The task: Only a number is wanted: how many lines in the records below contain "الذي"?

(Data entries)
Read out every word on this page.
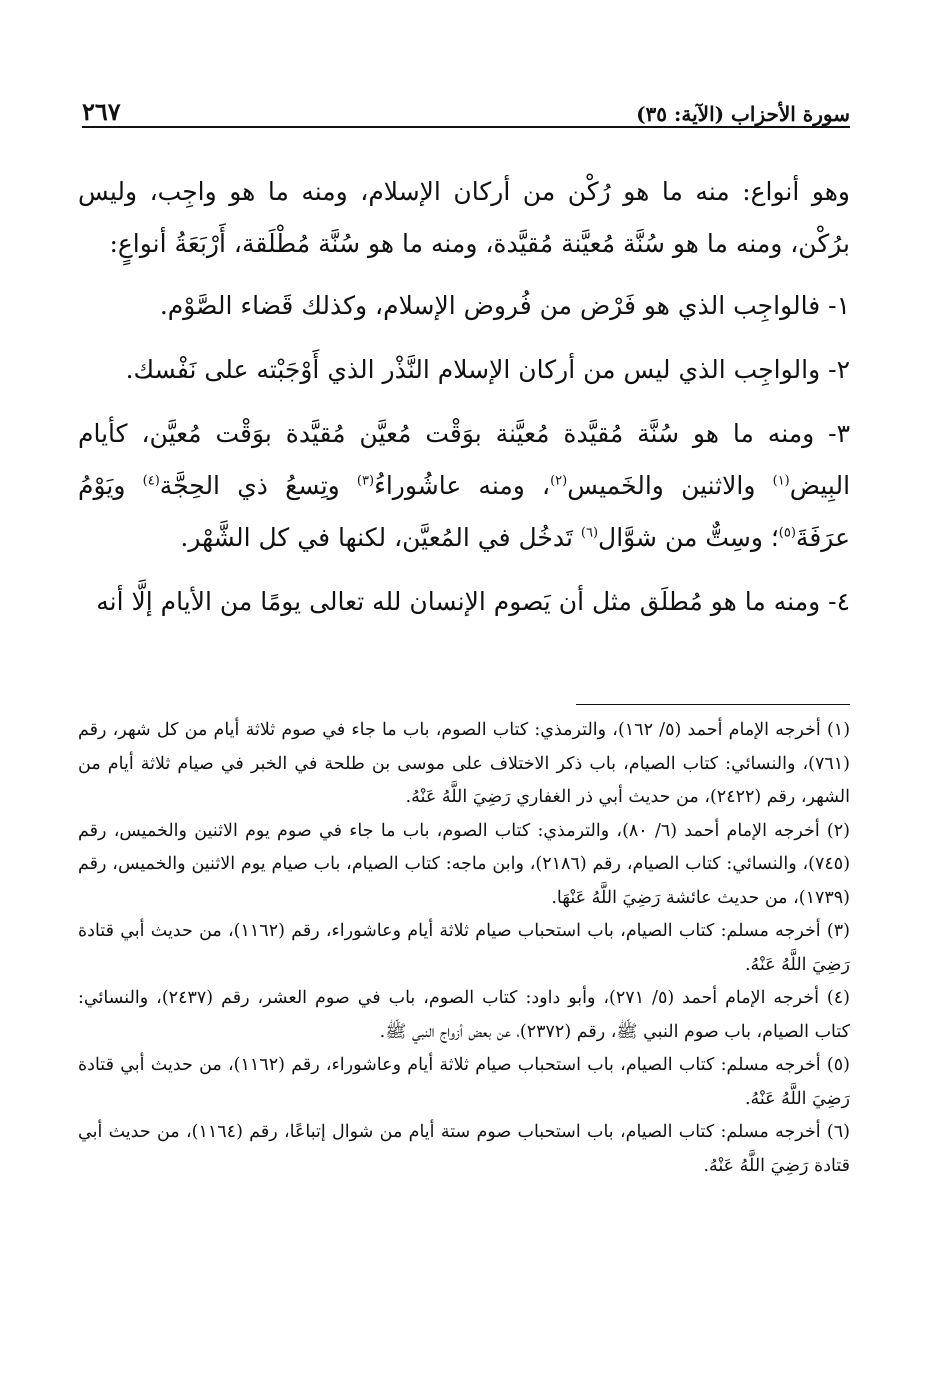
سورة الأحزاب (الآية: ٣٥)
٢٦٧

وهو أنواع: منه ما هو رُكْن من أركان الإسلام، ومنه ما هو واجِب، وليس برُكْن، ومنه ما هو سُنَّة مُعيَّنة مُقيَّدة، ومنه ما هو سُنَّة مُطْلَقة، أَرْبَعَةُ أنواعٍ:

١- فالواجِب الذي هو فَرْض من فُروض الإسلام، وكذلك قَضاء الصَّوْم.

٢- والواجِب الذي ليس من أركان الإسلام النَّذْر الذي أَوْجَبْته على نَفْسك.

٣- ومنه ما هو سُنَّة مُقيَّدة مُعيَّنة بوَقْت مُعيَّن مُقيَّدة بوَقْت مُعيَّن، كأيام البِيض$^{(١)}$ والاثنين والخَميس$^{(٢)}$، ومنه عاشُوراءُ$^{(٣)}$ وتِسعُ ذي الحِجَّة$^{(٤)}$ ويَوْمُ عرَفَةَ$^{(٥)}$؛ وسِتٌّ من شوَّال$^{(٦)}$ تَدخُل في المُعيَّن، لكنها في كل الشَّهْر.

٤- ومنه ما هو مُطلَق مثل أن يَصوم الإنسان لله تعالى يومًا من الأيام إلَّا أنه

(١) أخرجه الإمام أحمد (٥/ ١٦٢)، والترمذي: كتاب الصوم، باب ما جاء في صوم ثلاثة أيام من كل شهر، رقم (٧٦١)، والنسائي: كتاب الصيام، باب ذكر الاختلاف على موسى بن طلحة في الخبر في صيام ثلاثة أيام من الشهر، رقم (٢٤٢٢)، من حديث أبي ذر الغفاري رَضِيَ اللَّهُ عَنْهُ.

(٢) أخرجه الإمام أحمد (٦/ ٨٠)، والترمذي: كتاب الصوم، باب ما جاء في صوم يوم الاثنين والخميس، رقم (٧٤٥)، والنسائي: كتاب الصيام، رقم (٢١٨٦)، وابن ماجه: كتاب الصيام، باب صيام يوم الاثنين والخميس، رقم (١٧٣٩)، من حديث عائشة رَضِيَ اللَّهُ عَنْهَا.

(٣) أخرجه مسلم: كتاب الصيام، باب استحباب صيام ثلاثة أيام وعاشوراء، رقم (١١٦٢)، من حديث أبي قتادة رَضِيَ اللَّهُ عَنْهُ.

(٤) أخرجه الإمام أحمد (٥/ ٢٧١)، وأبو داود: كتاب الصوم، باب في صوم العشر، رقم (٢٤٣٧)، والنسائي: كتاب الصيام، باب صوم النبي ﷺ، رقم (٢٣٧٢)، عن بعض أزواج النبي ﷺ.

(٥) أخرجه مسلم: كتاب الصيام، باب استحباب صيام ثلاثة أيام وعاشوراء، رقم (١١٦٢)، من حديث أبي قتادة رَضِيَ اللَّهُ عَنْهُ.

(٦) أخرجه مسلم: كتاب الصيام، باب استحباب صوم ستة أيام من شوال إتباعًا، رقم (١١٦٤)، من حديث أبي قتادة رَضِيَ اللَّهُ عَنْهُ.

...

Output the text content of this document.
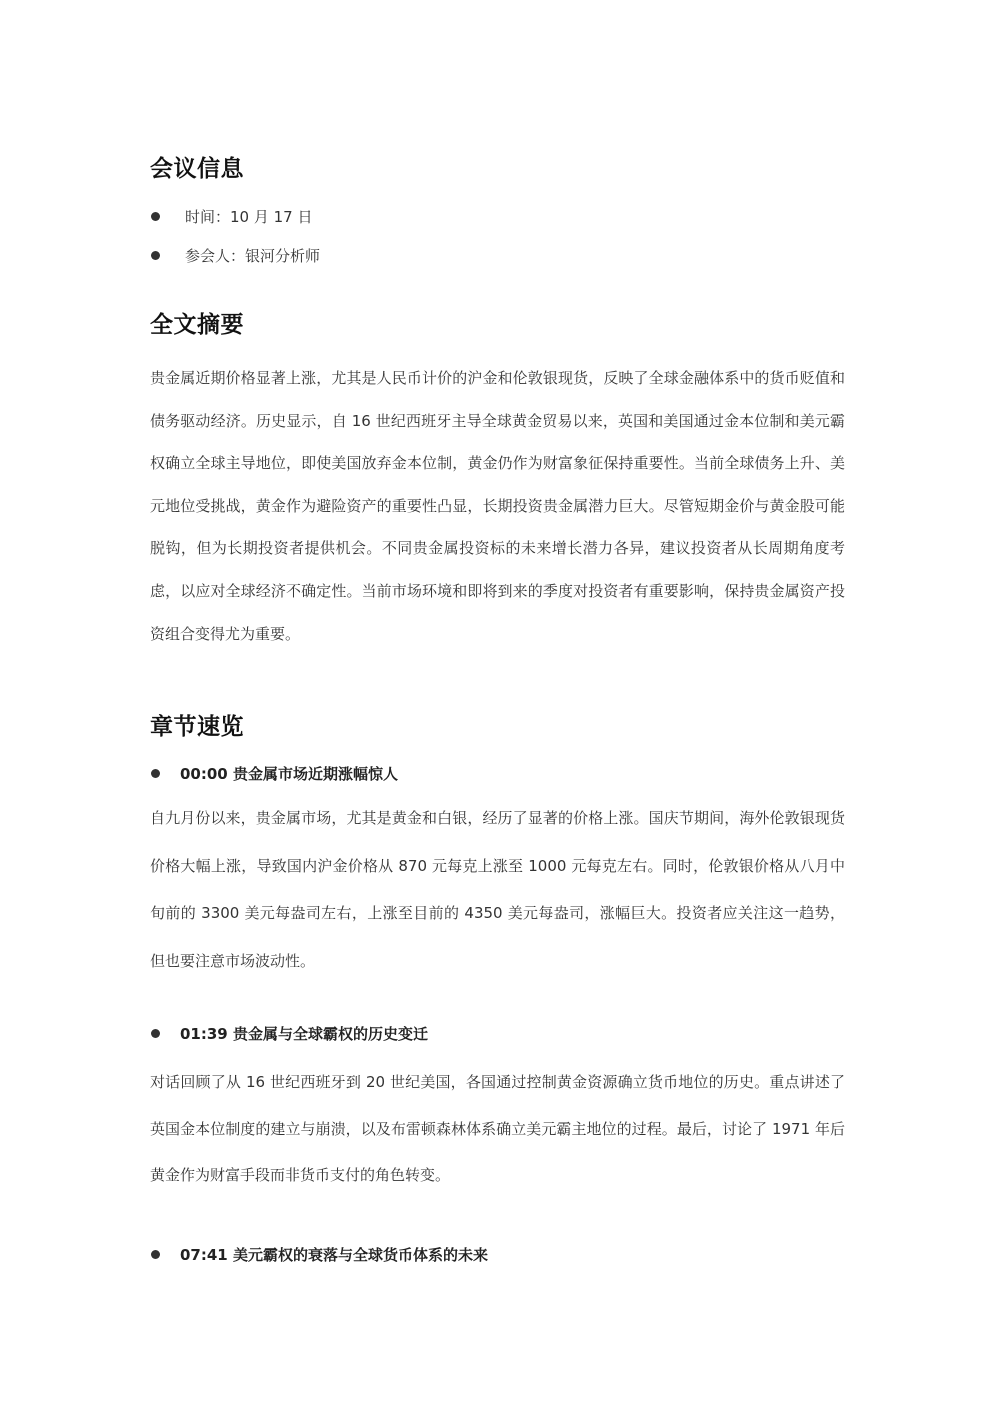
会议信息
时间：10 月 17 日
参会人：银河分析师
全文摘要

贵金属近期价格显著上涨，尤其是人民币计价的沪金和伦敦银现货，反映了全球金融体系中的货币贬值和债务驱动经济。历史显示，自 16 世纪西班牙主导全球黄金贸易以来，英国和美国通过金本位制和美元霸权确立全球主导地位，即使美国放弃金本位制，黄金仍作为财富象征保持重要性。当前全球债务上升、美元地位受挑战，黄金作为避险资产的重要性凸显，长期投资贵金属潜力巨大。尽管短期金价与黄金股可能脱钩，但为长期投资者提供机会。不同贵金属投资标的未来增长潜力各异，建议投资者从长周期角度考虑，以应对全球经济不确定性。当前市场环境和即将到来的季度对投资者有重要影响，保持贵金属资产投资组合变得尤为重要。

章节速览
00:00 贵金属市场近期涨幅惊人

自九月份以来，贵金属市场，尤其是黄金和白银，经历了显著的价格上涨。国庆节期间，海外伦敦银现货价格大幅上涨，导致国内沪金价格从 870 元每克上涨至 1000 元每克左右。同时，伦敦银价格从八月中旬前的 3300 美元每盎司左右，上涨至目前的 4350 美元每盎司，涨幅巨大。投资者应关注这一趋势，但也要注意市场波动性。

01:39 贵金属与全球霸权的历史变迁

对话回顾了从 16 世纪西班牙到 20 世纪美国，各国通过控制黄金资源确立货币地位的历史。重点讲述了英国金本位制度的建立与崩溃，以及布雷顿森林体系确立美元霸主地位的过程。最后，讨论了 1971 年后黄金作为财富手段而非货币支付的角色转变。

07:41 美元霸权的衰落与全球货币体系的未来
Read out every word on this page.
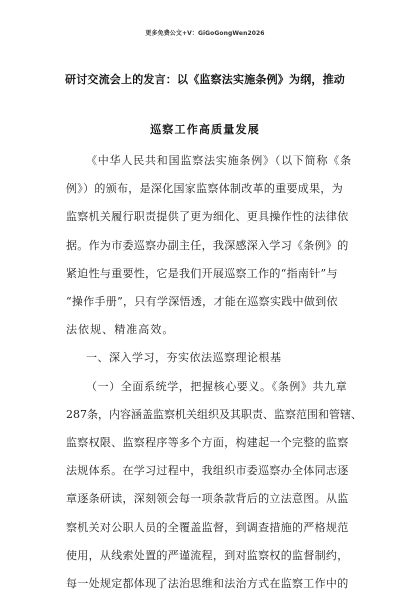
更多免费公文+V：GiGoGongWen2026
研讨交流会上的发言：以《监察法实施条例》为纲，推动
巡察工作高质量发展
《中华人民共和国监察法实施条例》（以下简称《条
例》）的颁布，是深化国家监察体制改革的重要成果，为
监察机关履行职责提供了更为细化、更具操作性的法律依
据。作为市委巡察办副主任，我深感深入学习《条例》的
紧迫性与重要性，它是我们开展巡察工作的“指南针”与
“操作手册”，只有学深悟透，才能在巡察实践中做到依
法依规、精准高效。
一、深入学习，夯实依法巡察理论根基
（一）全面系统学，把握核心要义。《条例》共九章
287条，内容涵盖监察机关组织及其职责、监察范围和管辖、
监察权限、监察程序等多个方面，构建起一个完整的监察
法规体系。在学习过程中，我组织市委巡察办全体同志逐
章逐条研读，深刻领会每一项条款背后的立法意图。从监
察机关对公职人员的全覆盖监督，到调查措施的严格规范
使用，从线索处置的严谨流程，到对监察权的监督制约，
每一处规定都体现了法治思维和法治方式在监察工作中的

Solution for this problem: 2